Stored items:
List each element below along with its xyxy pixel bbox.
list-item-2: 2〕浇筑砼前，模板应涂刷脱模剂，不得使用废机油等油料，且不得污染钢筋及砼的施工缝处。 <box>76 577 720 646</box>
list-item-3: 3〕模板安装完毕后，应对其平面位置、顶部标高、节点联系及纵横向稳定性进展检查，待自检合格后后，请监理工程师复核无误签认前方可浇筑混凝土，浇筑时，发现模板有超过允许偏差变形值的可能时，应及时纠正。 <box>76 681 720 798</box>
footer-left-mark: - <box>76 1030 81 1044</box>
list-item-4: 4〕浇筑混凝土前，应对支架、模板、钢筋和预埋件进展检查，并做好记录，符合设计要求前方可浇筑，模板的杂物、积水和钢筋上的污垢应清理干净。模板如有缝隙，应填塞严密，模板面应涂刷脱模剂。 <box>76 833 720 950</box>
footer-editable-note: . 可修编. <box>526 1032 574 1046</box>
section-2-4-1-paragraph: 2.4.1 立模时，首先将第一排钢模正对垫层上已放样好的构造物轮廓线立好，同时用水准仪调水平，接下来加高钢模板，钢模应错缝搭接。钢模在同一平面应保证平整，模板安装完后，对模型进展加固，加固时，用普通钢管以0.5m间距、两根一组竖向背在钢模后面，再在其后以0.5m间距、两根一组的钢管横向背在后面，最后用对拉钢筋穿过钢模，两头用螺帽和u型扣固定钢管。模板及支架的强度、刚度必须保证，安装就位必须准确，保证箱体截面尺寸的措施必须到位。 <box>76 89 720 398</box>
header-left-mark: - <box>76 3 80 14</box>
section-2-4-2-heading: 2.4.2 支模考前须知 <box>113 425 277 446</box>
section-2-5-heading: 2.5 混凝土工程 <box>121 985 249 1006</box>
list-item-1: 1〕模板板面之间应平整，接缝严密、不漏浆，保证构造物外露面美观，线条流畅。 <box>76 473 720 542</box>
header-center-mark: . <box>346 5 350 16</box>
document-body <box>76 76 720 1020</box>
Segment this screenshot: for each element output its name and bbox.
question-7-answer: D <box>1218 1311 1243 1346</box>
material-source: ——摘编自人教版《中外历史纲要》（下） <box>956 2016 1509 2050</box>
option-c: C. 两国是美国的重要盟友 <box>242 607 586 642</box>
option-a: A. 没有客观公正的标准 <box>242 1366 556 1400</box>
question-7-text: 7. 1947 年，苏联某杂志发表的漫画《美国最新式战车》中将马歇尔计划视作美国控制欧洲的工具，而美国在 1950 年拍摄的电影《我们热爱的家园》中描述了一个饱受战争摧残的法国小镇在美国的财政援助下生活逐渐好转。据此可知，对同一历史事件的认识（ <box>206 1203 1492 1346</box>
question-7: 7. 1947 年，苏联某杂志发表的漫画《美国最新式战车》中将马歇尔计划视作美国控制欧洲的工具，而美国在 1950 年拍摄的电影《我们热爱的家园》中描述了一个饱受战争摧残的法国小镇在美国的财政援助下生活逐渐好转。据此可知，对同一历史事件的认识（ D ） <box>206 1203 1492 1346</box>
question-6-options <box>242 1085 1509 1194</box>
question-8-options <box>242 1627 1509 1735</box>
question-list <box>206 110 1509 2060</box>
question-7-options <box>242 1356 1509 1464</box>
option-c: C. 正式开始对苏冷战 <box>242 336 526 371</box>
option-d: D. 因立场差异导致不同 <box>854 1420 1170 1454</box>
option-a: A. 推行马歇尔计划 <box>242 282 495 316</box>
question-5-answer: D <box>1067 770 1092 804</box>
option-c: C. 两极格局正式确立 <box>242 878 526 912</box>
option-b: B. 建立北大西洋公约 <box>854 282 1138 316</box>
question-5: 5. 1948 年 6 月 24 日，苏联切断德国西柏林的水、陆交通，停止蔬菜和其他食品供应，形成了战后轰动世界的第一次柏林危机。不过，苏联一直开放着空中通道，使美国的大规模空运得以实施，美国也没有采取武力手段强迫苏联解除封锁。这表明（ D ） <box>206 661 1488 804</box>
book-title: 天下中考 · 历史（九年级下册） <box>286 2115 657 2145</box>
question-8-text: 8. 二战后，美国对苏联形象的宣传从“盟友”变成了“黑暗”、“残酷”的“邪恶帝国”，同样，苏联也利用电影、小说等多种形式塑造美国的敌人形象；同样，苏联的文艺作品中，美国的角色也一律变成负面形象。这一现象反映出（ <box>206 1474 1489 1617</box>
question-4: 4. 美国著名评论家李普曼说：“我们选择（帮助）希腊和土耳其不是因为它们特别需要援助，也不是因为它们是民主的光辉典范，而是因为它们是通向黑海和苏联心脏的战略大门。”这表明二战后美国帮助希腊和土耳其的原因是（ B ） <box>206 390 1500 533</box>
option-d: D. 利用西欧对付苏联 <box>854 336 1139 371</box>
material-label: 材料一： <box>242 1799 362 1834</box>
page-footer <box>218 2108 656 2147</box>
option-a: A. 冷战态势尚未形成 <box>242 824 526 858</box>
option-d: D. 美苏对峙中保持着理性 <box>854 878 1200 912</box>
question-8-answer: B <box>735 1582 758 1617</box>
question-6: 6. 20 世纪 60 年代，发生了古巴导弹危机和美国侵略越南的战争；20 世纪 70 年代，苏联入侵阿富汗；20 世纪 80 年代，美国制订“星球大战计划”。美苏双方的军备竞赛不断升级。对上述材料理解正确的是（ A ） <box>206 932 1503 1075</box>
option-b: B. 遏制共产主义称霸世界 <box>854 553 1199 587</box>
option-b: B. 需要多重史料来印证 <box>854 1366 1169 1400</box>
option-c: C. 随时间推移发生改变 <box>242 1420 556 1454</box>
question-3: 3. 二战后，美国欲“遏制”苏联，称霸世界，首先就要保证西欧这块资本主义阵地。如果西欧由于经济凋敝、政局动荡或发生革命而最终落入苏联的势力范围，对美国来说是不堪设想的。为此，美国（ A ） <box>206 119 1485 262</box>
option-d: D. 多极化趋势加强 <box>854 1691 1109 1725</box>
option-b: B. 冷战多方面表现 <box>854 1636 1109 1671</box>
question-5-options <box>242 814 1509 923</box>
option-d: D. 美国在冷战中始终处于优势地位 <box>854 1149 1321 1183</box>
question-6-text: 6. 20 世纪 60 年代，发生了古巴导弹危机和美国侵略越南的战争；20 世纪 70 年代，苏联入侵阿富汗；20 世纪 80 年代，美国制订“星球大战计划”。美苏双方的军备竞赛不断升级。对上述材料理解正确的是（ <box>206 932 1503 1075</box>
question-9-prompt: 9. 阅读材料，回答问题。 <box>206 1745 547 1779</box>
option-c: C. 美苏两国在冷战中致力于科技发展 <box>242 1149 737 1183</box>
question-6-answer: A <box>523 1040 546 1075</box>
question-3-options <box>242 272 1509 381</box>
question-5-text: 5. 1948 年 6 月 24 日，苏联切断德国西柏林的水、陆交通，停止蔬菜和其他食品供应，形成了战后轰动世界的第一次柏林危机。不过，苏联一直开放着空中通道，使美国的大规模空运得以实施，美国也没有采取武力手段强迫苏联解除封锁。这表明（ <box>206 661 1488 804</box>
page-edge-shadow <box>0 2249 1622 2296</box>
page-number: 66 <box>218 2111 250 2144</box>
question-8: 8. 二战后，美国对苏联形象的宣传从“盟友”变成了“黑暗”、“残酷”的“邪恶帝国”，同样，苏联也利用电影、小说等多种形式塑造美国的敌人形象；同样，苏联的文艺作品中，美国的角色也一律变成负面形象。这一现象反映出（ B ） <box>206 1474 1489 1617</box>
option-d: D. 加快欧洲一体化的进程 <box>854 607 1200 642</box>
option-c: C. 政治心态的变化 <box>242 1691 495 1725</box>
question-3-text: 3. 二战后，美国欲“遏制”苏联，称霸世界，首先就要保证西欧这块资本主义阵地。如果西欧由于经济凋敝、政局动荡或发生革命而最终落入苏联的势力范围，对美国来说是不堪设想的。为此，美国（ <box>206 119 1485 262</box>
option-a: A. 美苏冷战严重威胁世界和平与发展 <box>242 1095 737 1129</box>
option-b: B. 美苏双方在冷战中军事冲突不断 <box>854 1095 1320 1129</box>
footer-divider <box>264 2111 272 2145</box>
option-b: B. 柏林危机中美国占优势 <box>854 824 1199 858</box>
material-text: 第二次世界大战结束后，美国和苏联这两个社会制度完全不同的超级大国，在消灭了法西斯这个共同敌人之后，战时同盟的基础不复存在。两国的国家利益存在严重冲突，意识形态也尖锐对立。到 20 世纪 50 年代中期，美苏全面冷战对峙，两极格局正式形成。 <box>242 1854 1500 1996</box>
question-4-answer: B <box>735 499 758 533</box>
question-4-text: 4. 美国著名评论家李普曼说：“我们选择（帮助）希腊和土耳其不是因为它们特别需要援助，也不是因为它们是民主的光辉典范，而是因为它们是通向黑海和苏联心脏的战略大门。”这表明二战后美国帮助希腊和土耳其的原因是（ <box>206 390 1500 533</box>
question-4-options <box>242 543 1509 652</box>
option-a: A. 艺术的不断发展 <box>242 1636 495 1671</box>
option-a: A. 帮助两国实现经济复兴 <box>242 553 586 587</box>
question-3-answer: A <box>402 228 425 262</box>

What this task involves: Identify every line in the records above that contains the string "对同一历史事件的认识", and copy each one. Case counts.

Result:
question-7-text: 7. 1947 年，苏联某杂志发表的漫画《美国最新式战车》中将马歇尔计划视作美国控制欧洲的工具，而美国在 1950 年拍摄的电影《我们热爱的家园》中描述了一个饱受战争摧残的法国小镇在美国的财政援助下生活逐渐好转。据此可知，对同一历史事件的认识（ <box>206 1203 1492 1346</box>
question-7: 7. 1947 年，苏联某杂志发表的漫画《美国最新式战车》中将马歇尔计划视作美国控制欧洲的工具，而美国在 1950 年拍摄的电影《我们热爱的家园》中描述了一个饱受战争摧残的法国小镇在美国的财政援助下生活逐渐好转。据此可知，对同一历史事件的认识（ D ） <box>206 1203 1492 1346</box>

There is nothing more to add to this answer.